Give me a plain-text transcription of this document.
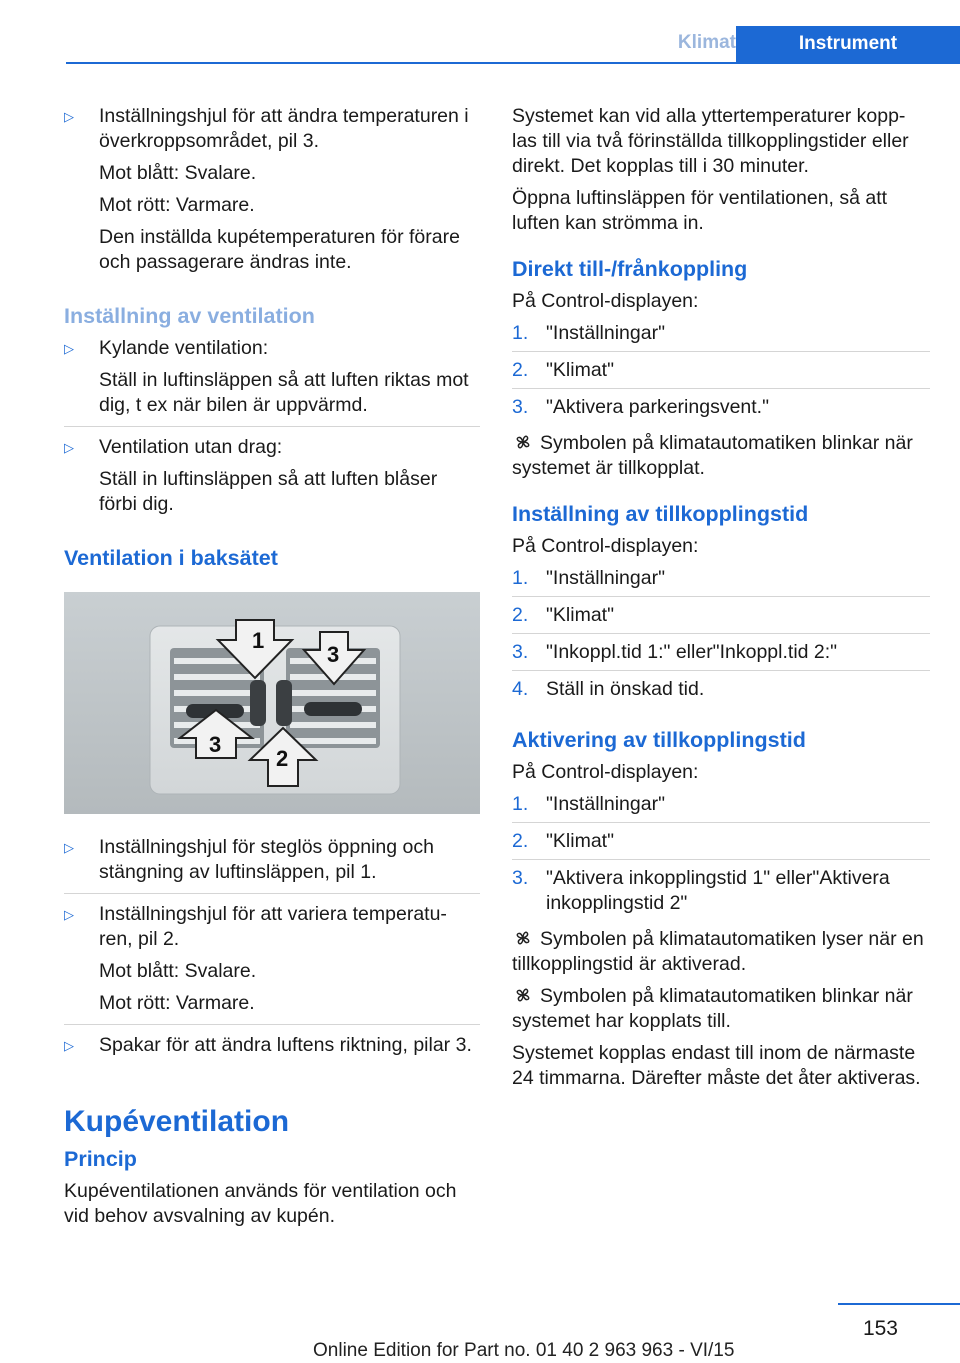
Klimat	Instrument
▷ Inställningshjul för att ändra temperaturen i överkroppsområdet, pil 3.

Mot blått: Svalare.

Mot rött: Varmare.

Den inställda kupétemperaturen för förare och passagerare ändras inte.

Inställning av ventilation
▷ Kylande ventilation:

Ställ in luftinsläppen så att luften riktas mot dig, t ex när bilen är uppvärmd.

▷ Ventilation utan drag:

Ställ in luftinsläppen så att luften blåser förbi dig.

Ventilation i baksätet
1
3
3
2
▷ Inställningshjul för steglös öppning och stängning av luftinsläppen, pil 1.

▷ Inställningshjul för att variera temperatu‐ ren, pil 2.

Mot blått: Svalare.

Mot rött: Varmare.

▷ Spakar för att ändra luftens riktning, pilar 3.

Kupéventilation
Princip

Kupéventilationen används för ventilation och vid behov avsvalning av kupén.

Systemet kan vid alla yttertemperaturer kopp‐ las till via två förinställda tillkopplingstider eller direkt. Det kopplas till i 30 minuter.

Öppna luftinsläppen för ventilationen, så att luften kan strömma in.

Direkt till-/frånkoppling

På Control-displayen:

1. "Inställningar"
2. "Klimat"
3. "Aktivera parkeringsvent."

Symbolen på klimatautomatiken blinkar när systemet är tillkopplat.

Inställning av tillkopplingstid

På Control-displayen:

1. "Inställningar"
2. "Klimat"
3. "Inkoppl.tid 1:" eller"Inkoppl.tid 2:"
4. Ställ in önskad tid.
Aktivering av tillkopplingstid

På Control-displayen:

1. "Inställningar"
2. "Klimat"
3. "Aktivera inkopplingstid 1" eller"Aktivera inkopplingstid 2"

Symbolen på klimatautomatiken lyser när en tillkopplingstid är aktiverad.

Symbolen på klimatautomatiken blinkar när systemet har kopplats till.

Systemet kopplas endast till inom de närmaste 24 timmarna. Därefter måste det åter aktiveras.

153
Online Edition for Part no. 01 40 2 963 963 - VI/15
=====
WHAT YOU ARE ASKED TO DO
Working from the lines above, reproduce the material exactly and exclude its pictures.

CORRECT ANSWER
Give me a plain-text transcription of this document.
Klimat	Instrument
▷ Inställningshjul för att ändra temperaturen i överkroppsområdet, pil 3.

Mot blått: Svalare.

Mot rött: Varmare.

Den inställda kupétemperaturen för förare och passagerare ändras inte.

Inställning av ventilation
▷ Kylande ventilation:

Ställ in luftinsläppen så att luften riktas mot dig, t ex när bilen är uppvärmd.

▷ Ventilation utan drag:

Ställ in luftinsläppen så att luften blåser förbi dig.

Ventilation i baksätet
1
3
3
2
▷ Inställningshjul för steglös öppning och stängning av luftinsläppen, pil 1.

▷ Inställningshjul för att variera temperatu‐ ren, pil 2.

Mot blått: Svalare.

Mot rött: Varmare.

▷ Spakar för att ändra luftens riktning, pilar 3.

Kupéventilation
Princip

Kupéventilationen används för ventilation och vid behov avsvalning av kupén.

Systemet kan vid alla yttertemperaturer kopp‐ las till via två förinställda tillkopplingstider eller direkt. Det kopplas till i 30 minuter.

Öppna luftinsläppen för ventilationen, så att luften kan strömma in.

Direkt till-/frånkoppling

På Control-displayen:

1. "Inställningar"
2. "Klimat"
3. "Aktivera parkeringsvent."

Symbolen på klimatautomatiken blinkar när systemet är tillkopplat.

Inställning av tillkopplingstid

På Control-displayen:

1. "Inställningar"
2. "Klimat"
3. "Inkoppl.tid 1:" eller"Inkoppl.tid 2:"
4. Ställ in önskad tid.
Aktivering av tillkopplingstid

På Control-displayen:

1. "Inställningar"
2. "Klimat"
3. "Aktivera inkopplingstid 1" eller"Aktivera inkopplingstid 2"

Symbolen på klimatautomatiken lyser när en tillkopplingstid är aktiverad.

Symbolen på klimatautomatiken blinkar när systemet har kopplats till.

Systemet kopplas endast till inom de närmaste 24 timmarna. Därefter måste det åter aktiveras.

153
Online Edition for Part no. 01 40 2 963 963 - VI/15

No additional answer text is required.